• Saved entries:

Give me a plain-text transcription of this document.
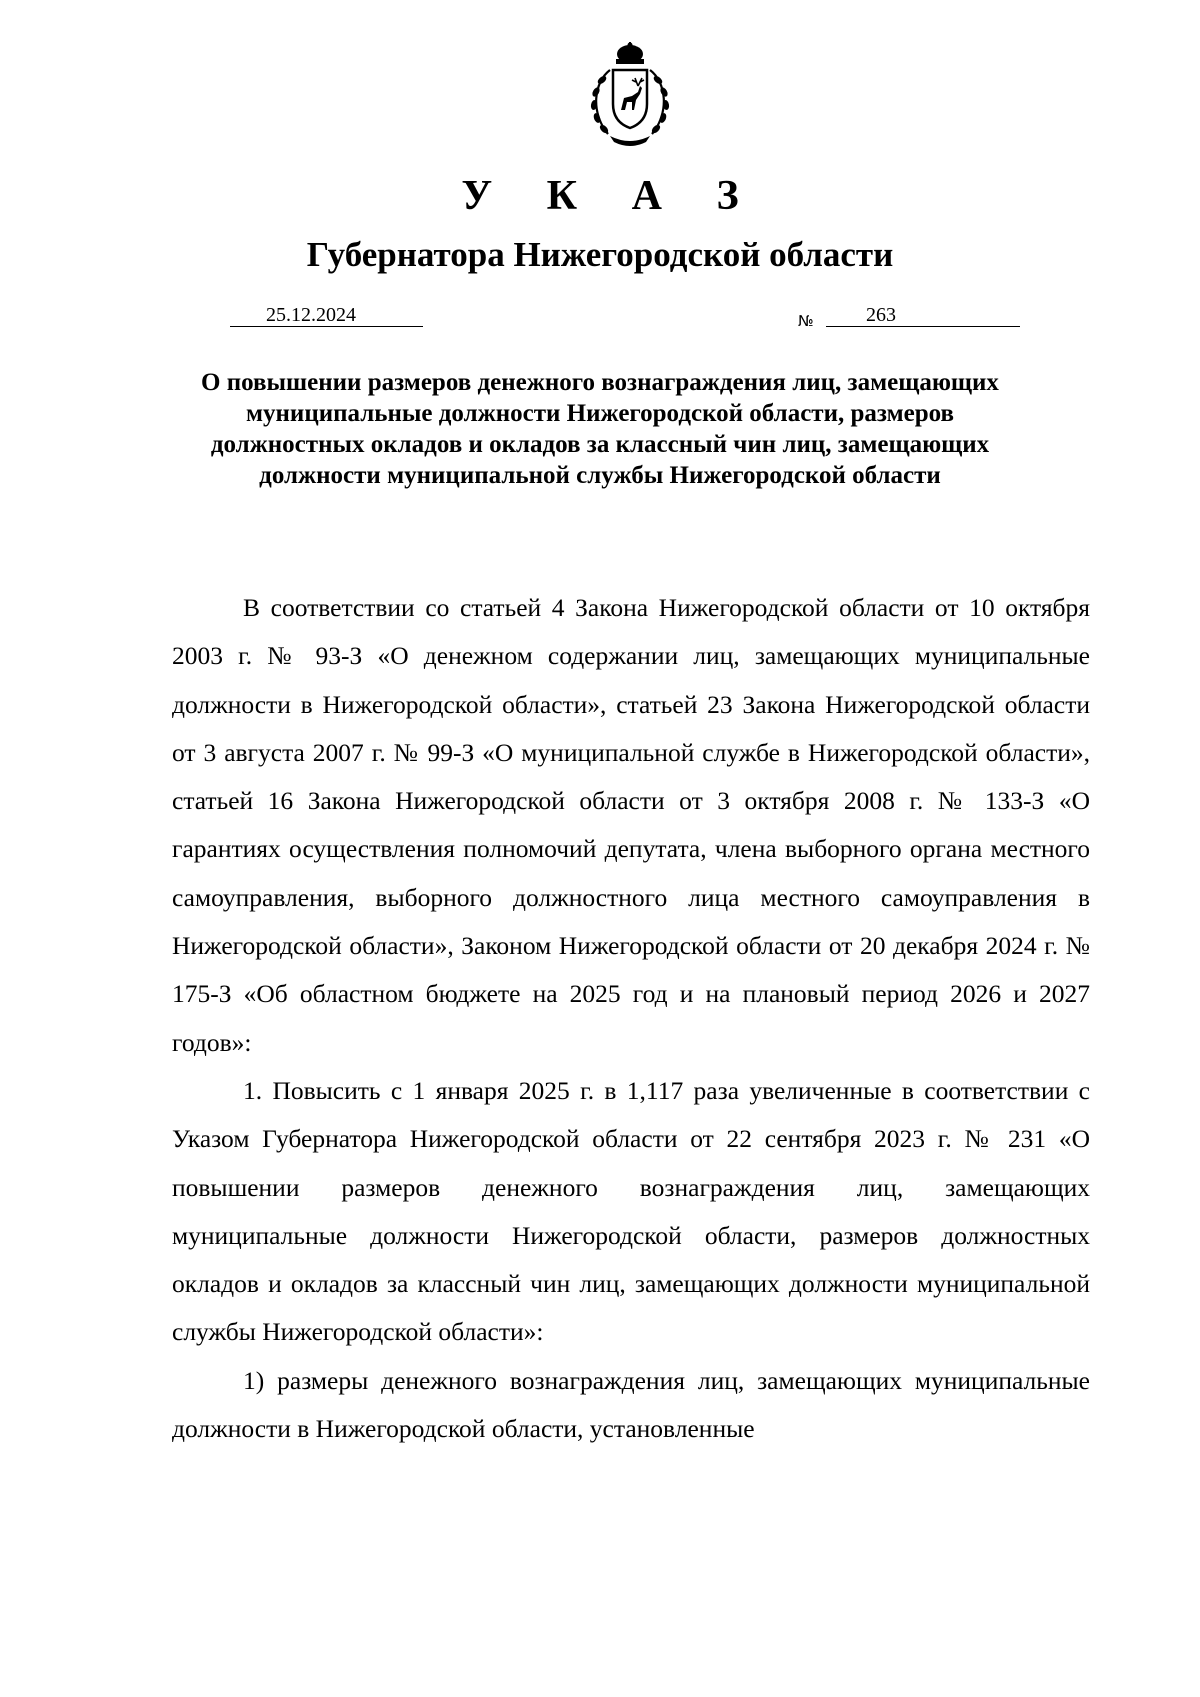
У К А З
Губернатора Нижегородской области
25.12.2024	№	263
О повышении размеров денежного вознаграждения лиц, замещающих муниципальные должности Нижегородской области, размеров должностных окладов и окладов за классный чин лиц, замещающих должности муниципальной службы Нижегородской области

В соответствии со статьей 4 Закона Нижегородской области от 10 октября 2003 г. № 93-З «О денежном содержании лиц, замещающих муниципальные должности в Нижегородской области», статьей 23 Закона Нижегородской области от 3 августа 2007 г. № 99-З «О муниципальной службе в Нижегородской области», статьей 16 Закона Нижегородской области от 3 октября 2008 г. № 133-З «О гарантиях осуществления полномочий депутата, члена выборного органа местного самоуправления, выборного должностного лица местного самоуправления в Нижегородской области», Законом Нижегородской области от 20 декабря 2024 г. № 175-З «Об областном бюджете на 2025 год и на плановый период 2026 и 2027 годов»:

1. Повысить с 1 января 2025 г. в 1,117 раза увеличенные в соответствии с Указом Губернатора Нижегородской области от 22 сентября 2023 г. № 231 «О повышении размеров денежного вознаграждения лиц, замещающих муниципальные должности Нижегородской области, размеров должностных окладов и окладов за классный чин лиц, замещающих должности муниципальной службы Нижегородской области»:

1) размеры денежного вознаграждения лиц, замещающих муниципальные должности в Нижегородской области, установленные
* * *
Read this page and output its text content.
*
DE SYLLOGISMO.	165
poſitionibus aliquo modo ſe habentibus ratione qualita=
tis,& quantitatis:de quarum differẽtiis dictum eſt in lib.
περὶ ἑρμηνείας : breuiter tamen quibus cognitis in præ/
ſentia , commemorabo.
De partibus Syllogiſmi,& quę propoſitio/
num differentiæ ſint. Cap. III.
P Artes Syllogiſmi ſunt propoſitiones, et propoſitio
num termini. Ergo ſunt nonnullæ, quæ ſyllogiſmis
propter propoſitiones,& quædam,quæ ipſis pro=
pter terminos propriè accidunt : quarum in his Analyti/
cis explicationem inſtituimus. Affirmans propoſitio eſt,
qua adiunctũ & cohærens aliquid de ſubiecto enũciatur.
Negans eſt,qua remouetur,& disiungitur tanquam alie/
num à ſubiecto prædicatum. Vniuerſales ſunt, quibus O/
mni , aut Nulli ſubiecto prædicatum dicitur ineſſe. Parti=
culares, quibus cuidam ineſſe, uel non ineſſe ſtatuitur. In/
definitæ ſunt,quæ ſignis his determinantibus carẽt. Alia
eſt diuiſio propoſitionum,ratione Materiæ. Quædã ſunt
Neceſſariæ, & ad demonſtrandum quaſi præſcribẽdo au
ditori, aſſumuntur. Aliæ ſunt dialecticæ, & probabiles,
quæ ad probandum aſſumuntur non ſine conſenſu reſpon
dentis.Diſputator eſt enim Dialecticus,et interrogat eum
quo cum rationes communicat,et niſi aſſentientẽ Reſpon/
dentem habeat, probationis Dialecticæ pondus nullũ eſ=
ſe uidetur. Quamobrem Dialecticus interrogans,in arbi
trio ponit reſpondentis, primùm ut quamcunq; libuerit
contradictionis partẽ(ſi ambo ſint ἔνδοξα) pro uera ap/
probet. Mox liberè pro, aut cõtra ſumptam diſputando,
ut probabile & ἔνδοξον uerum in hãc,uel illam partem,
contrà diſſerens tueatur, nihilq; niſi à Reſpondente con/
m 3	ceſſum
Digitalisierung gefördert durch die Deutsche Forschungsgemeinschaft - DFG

• Exercise details: Every line in the data that holds "this" should be copied out.

• Written answer:
Give me a plain-text transcription of this document.
Read this page and output its text content.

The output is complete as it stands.